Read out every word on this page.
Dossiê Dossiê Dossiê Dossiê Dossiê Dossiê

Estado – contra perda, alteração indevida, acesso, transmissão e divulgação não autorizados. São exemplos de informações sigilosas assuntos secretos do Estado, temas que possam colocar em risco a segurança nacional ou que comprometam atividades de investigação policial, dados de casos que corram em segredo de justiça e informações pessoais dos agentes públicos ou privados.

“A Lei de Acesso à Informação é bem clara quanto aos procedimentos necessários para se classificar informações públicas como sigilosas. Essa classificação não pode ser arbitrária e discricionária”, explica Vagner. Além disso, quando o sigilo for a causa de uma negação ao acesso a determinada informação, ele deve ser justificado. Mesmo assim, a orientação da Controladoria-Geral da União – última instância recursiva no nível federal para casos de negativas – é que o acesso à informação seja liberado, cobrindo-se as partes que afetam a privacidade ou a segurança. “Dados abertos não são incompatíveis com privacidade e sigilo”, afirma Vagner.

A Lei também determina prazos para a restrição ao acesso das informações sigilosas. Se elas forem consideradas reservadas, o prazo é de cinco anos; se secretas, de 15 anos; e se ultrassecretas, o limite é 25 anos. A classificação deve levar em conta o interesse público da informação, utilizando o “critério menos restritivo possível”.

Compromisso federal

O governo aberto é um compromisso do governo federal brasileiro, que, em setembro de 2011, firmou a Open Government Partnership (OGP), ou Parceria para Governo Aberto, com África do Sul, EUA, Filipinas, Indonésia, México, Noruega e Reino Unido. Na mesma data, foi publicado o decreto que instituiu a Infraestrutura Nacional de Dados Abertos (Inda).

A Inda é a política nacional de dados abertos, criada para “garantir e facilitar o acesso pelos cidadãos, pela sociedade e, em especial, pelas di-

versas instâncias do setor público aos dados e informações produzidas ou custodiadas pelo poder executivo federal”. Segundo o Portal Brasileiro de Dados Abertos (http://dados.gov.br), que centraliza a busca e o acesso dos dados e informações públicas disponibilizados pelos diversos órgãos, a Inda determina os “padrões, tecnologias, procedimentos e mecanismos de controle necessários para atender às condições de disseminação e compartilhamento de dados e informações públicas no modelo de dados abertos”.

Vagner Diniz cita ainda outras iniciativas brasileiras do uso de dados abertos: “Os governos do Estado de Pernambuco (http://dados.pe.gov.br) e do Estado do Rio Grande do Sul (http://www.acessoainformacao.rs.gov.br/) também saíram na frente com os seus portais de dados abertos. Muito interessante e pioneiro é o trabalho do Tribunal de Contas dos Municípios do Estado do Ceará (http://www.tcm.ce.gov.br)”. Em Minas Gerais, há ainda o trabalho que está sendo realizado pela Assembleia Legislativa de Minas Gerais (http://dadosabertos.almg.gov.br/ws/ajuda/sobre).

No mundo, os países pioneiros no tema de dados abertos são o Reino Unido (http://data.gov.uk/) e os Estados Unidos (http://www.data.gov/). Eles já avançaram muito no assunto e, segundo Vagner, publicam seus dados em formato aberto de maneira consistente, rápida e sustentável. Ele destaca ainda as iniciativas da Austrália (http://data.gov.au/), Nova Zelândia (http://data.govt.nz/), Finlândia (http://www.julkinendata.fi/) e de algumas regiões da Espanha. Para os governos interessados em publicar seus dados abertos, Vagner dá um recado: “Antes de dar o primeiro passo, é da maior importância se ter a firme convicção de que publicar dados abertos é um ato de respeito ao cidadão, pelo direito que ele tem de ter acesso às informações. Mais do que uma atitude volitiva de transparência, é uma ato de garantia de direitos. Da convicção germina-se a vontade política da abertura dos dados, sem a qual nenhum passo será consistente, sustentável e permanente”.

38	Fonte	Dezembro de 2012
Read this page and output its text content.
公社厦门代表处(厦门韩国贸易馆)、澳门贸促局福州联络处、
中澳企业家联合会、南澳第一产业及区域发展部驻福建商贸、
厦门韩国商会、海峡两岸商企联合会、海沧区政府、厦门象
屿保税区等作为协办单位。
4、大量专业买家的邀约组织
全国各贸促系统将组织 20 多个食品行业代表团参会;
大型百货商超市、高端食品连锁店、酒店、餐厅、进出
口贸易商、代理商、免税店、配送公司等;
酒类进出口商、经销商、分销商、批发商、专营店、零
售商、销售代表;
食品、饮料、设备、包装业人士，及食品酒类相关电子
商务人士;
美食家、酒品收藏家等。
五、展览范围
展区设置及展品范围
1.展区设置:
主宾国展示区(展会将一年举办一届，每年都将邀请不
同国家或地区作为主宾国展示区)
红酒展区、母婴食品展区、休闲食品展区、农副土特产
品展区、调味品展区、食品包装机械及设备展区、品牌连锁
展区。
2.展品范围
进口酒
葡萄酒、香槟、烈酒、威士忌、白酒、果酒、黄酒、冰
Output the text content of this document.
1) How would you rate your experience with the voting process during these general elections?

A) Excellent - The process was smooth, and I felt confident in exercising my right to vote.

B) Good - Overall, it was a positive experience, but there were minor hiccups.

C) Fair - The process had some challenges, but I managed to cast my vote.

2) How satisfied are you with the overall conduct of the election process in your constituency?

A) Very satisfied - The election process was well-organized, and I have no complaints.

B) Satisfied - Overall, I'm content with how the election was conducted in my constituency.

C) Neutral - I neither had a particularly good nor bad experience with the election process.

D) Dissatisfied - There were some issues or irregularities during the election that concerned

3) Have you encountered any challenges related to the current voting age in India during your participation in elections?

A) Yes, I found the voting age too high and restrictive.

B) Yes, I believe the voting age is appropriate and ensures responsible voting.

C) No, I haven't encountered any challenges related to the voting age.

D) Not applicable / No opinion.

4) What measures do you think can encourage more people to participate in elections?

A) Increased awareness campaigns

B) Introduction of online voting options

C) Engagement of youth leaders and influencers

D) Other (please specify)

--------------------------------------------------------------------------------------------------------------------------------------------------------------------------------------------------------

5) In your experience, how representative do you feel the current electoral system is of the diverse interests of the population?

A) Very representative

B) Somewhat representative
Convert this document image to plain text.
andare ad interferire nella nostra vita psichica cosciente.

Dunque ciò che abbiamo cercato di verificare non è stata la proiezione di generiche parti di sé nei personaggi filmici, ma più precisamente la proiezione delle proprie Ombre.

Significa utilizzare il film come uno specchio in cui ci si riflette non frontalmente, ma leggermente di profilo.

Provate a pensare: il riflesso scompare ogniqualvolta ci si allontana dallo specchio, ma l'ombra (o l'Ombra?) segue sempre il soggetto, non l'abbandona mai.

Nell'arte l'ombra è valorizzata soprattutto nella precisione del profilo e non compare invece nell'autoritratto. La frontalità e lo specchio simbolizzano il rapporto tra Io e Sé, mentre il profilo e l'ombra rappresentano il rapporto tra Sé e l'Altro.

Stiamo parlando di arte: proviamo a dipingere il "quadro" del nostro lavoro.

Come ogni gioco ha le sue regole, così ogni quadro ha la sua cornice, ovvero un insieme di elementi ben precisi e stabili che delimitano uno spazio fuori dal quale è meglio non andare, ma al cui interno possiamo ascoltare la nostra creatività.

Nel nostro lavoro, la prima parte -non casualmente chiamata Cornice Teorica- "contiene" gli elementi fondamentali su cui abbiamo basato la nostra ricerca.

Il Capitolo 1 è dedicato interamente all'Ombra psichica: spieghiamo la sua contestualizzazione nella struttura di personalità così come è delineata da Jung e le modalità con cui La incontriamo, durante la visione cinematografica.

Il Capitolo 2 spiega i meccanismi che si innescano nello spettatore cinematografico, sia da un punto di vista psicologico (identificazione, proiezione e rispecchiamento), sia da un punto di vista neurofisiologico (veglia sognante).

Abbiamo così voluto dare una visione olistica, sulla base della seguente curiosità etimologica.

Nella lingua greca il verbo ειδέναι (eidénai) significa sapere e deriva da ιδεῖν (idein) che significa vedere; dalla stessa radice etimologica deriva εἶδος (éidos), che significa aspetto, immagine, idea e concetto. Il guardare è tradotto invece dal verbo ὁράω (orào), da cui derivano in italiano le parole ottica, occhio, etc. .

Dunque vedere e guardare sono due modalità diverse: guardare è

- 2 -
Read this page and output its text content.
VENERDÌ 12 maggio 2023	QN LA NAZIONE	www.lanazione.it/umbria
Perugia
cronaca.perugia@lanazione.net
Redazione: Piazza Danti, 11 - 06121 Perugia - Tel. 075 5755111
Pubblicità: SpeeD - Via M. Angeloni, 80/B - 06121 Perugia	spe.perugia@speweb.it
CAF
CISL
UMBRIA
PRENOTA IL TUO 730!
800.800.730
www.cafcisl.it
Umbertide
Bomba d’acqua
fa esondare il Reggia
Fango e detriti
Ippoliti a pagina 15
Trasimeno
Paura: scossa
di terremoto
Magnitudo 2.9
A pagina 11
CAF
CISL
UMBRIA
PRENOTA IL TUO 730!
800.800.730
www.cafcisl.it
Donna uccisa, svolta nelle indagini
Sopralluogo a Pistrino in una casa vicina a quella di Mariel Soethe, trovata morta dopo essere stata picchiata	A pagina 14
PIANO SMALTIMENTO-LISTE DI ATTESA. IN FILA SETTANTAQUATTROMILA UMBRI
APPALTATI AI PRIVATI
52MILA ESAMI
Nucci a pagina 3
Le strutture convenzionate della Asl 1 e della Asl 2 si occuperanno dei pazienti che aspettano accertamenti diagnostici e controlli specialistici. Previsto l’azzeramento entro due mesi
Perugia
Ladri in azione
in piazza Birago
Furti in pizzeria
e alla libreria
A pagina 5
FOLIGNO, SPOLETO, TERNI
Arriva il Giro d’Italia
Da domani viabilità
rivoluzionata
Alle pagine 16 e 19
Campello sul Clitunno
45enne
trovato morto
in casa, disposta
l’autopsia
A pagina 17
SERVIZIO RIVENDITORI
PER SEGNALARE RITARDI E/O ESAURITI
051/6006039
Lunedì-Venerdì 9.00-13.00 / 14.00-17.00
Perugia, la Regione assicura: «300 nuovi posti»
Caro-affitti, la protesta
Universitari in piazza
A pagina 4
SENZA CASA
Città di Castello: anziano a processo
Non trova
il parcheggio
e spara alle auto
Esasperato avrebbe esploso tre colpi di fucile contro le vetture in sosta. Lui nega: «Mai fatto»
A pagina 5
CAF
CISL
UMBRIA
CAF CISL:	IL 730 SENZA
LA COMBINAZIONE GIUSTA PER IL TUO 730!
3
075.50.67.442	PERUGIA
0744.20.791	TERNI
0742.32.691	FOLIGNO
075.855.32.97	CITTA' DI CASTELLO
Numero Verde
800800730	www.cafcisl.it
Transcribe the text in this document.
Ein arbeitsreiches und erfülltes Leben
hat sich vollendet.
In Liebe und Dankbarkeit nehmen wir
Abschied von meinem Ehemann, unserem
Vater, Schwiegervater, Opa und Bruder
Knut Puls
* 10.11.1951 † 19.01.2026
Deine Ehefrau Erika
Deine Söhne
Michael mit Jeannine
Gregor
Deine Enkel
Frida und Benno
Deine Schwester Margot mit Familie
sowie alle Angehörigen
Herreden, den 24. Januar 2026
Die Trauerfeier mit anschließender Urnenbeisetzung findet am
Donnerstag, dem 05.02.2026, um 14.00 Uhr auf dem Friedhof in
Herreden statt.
* * *
# [Aim of the exercise]
Return only the number of lines in the entries that contain the string "lanazione".

# [Solved problem]
2